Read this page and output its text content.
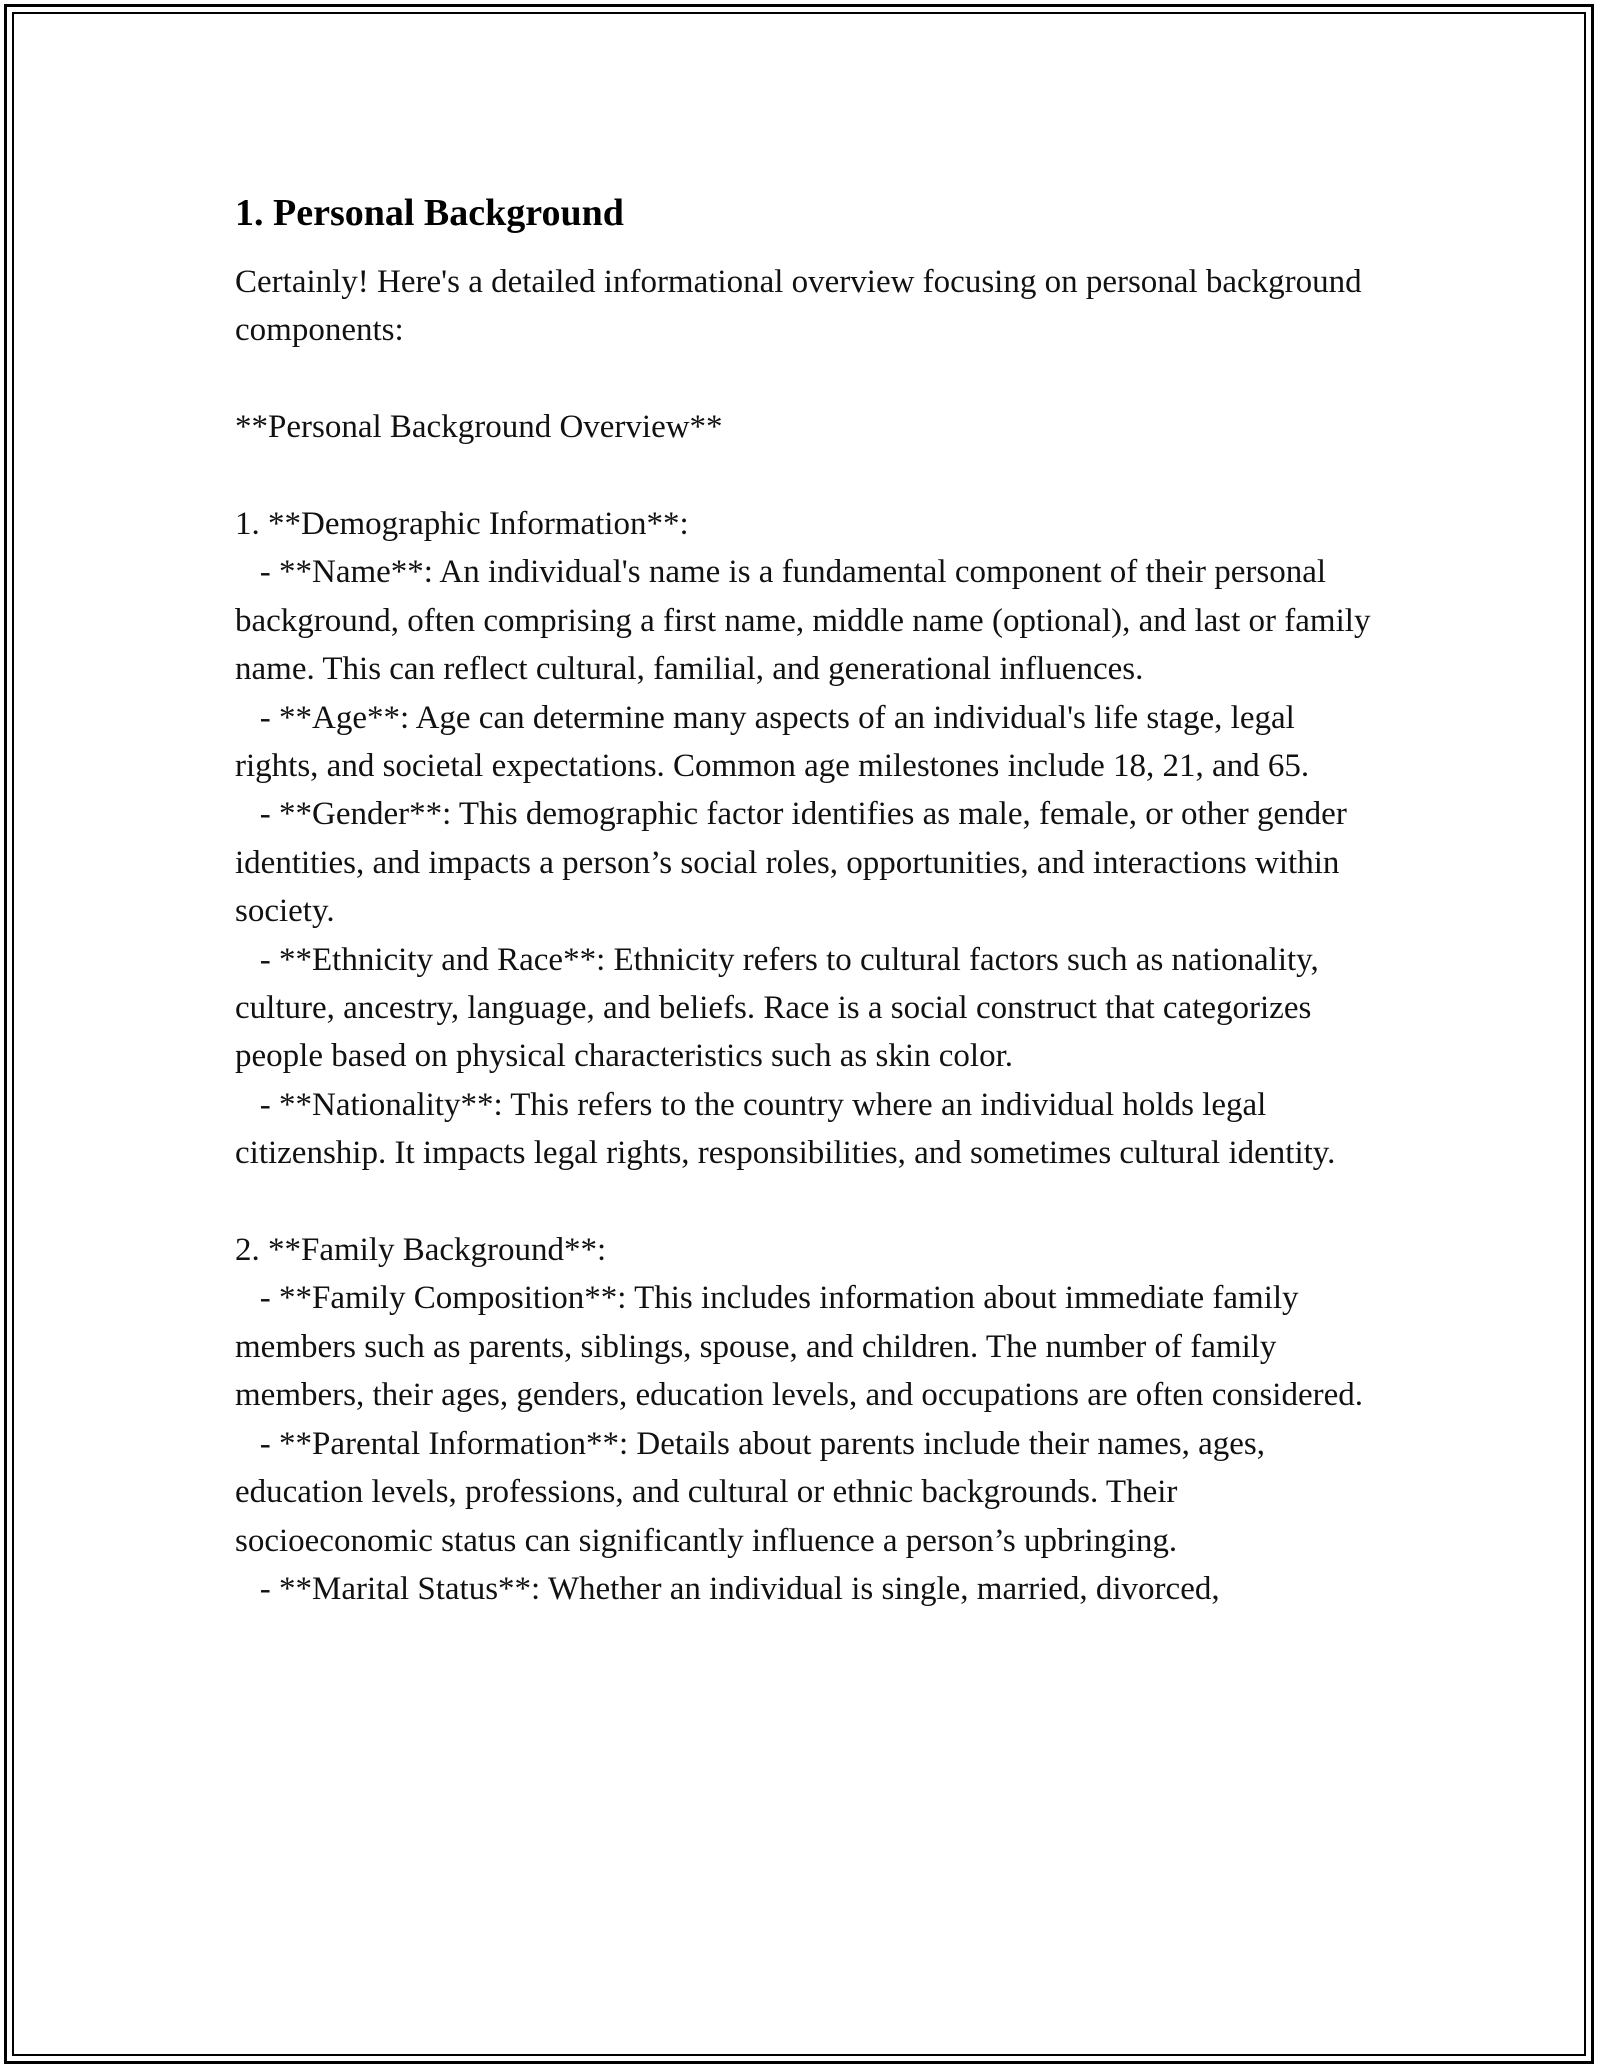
1. Personal Background

Certainly! Here's a detailed informational overview focusing on personal background components:

**Personal Background Overview**

1. **Demographic Information**:

- **Name**: An individual's name is a fundamental component of their personal background, often comprising a first name, middle name (optional), and last or family name. This can reflect cultural, familial, and generational influences.

- **Age**: Age can determine many aspects of an individual's life stage, legal rights, and societal expectations. Common age milestones include 18, 21, and 65.

- **Gender**: This demographic factor identifies as male, female, or other gender identities, and impacts a person’s social roles, opportunities, and interactions within society.

- **Ethnicity and Race**: Ethnicity refers to cultural factors such as nationality, culture, ancestry, language, and beliefs. Race is a social construct that categorizes people based on physical characteristics such as skin color.

- **Nationality**: This refers to the country where an individual holds legal citizenship. It impacts legal rights, responsibilities, and sometimes cultural identity.

2. **Family Background**:

- **Family Composition**: This includes information about immediate family members such as parents, siblings, spouse, and children. The number of family members, their ages, genders, education levels, and occupations are often considered.

- **Parental Information**: Details about parents include their names, ages, education levels, professions, and cultural or ethnic backgrounds. Their socioeconomic status can significantly influence a person’s upbringing.

- **Marital Status**: Whether an individual is single, married, divorced,
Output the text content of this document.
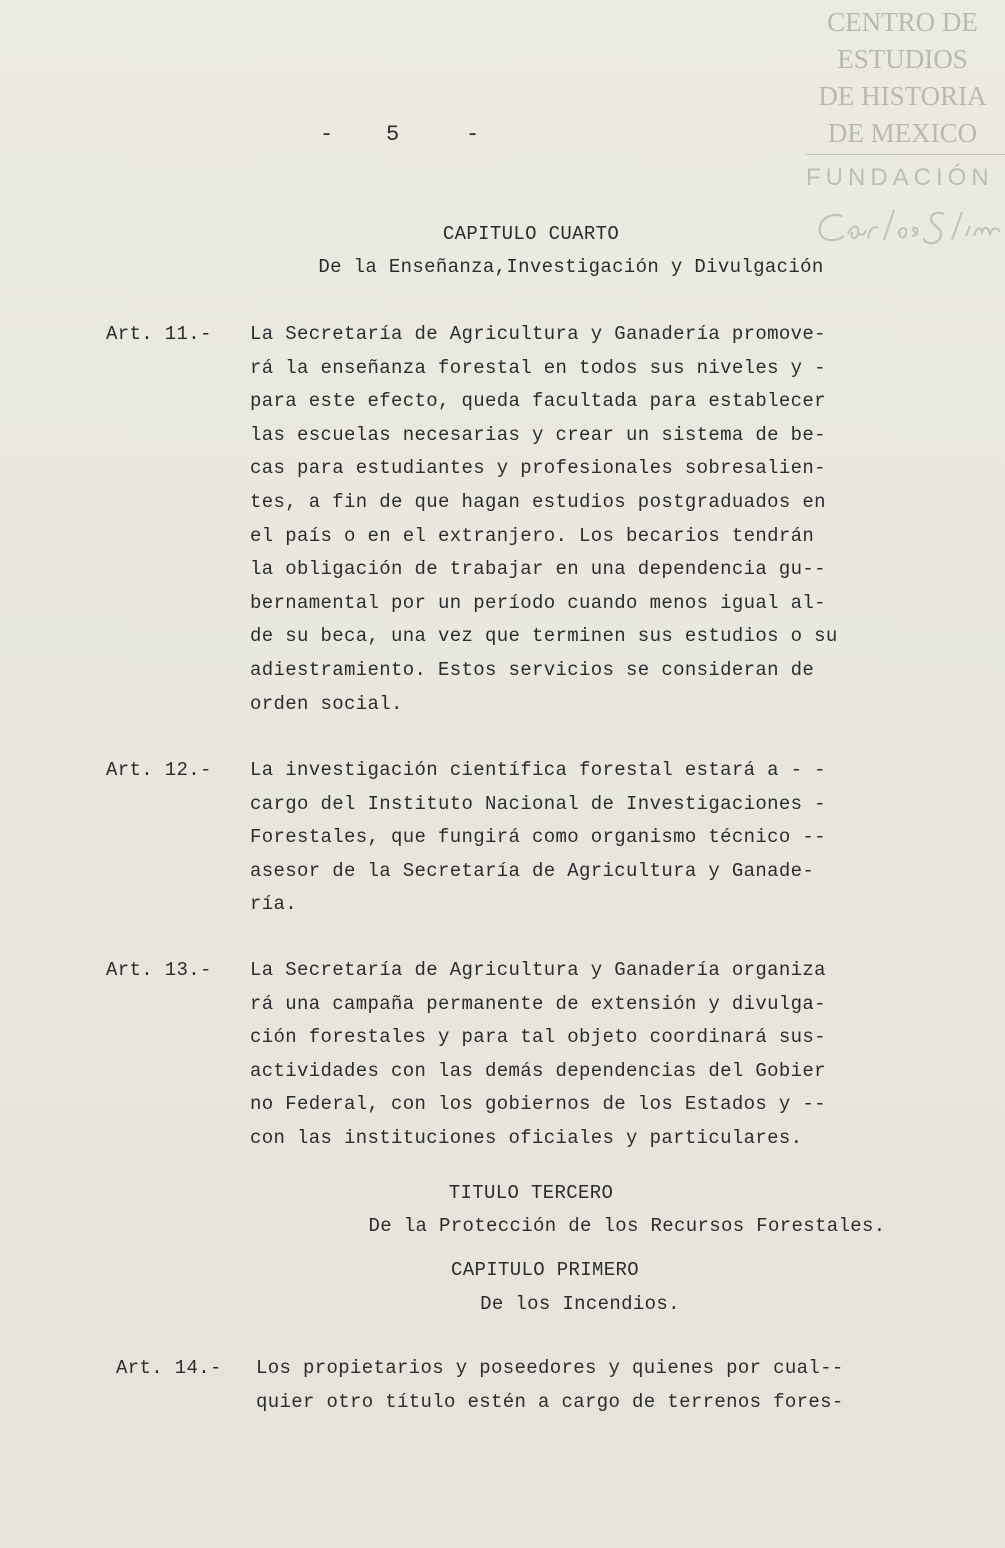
CENTRO DE
ESTUDIOS
DE HISTORIA
DE MEXICO
FUNDACIÓN
- 5	-
CAPITULO CUARTO
De la Enseñanza,Investigación y Divulgación
Art. 11.- La Secretaría de Agricultura y Ganadería promove-
rá la enseñanza forestal en todos sus niveles y -
para este efecto, queda facultada para establecer
las escuelas necesarias y crear un sistema de be-
cas para estudiantes y profesionales sobresalien-
tes, a fin de que hagan estudios postgraduados en
el país o en el extranjero. Los becarios tendrán
la obligación de trabajar en una dependencia gu--
bernamental por un período cuando menos igual al-
de su beca, una vez que terminen sus estudios o su
adiestramiento. Estos servicios se consideran de
orden social.
Art. 12.- La investigación científica forestal estará a - -
cargo del Instituto Nacional de Investigaciones -
Forestales, que fungirá como organismo técnico --
asesor de la Secretaría de Agricultura y Ganade-
ría.
Art. 13.- La Secretaría de Agricultura y Ganadería organiza
rá una campaña permanente de extensión y divulga-
ción forestales y para tal objeto coordinará sus-
actividades con las demás dependencias del Gobier
no Federal, con los gobiernos de los Estados y --
con las instituciones oficiales y particulares.
TITULO TERCERO
De la Protección de los Recursos Forestales.
CAPITULO PRIMERO
De los Incendios.
Art. 14.- Los propietarios y poseedores y quienes por cual--
quier otro título estén a cargo de terrenos fores-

== == ==

What you have to do.
In the copy, include no pictures; restate the listing above exactly.

Answer.
Read this page and output its text content.
1. Personal Background

Certainly! Here's a detailed informational overview focusing on personal background components:

**Personal Background Overview**

1. **Demographic Information**:

- **Name**: An individual's name is a fundamental component of their personal background, often comprising a first name, middle name (optional), and last or family name. This can reflect cultural, familial, and generational influences.

- **Age**: Age can determine many aspects of an individual's life stage, legal rights, and societal expectations. Common age milestones include 18, 21, and 65.

- **Gender**: This demographic factor identifies as male, female, or other gender identities, and impacts a person’s social roles, opportunities, and interactions within society.

- **Ethnicity and Race**: Ethnicity refers to cultural factors such as nationality, culture, ancestry, language, and beliefs. Race is a social construct that categorizes people based on physical characteristics such as skin color.

- **Nationality**: This refers to the country where an individual holds legal citizenship. It impacts legal rights, responsibilities, and sometimes cultural identity.

2. **Family Background**:

- **Family Composition**: This includes information about immediate family members such as parents, siblings, spouse, and children. The number of family members, their ages, genders, education levels, and occupations are often considered.

- **Parental Information**: Details about parents include their names, ages, education levels, professions, and cultural or ethnic backgrounds. Their socioeconomic status can significantly influence a person’s upbringing.

- **Marital Status**: Whether an individual is single, married, divorced,
Output the text content of this document.
CENTRO DE
ESTUDIOS
DE HISTORIA
DE MEXICO
FUNDACIÓN
- 5	-
CAPITULO CUARTO
De la Enseñanza,Investigación y Divulgación
Art. 11.- La Secretaría de Agricultura y Ganadería promove-
rá la enseñanza forestal en todos sus niveles y -
para este efecto, queda facultada para establecer
las escuelas necesarias y crear un sistema de be-
cas para estudiantes y profesionales sobresalien-
tes, a fin de que hagan estudios postgraduados en
el país o en el extranjero. Los becarios tendrán
la obligación de trabajar en una dependencia gu--
bernamental por un período cuando menos igual al-
de su beca, una vez que terminen sus estudios o su
adiestramiento. Estos servicios se consideran de
orden social.
Art. 12.- La investigación científica forestal estará a - -
cargo del Instituto Nacional de Investigaciones -
Forestales, que fungirá como organismo técnico --
asesor de la Secretaría de Agricultura y Ganade-
ría.
Art. 13.- La Secretaría de Agricultura y Ganadería organiza
rá una campaña permanente de extensión y divulga-
ción forestales y para tal objeto coordinará sus-
actividades con las demás dependencias del Gobier
no Federal, con los gobiernos de los Estados y --
con las instituciones oficiales y particulares.
TITULO TERCERO
De la Protección de los Recursos Forestales.
CAPITULO PRIMERO
De los Incendios.
Art. 14.- Los propietarios y poseedores y quienes por cual--
quier otro título estén a cargo de terrenos fores-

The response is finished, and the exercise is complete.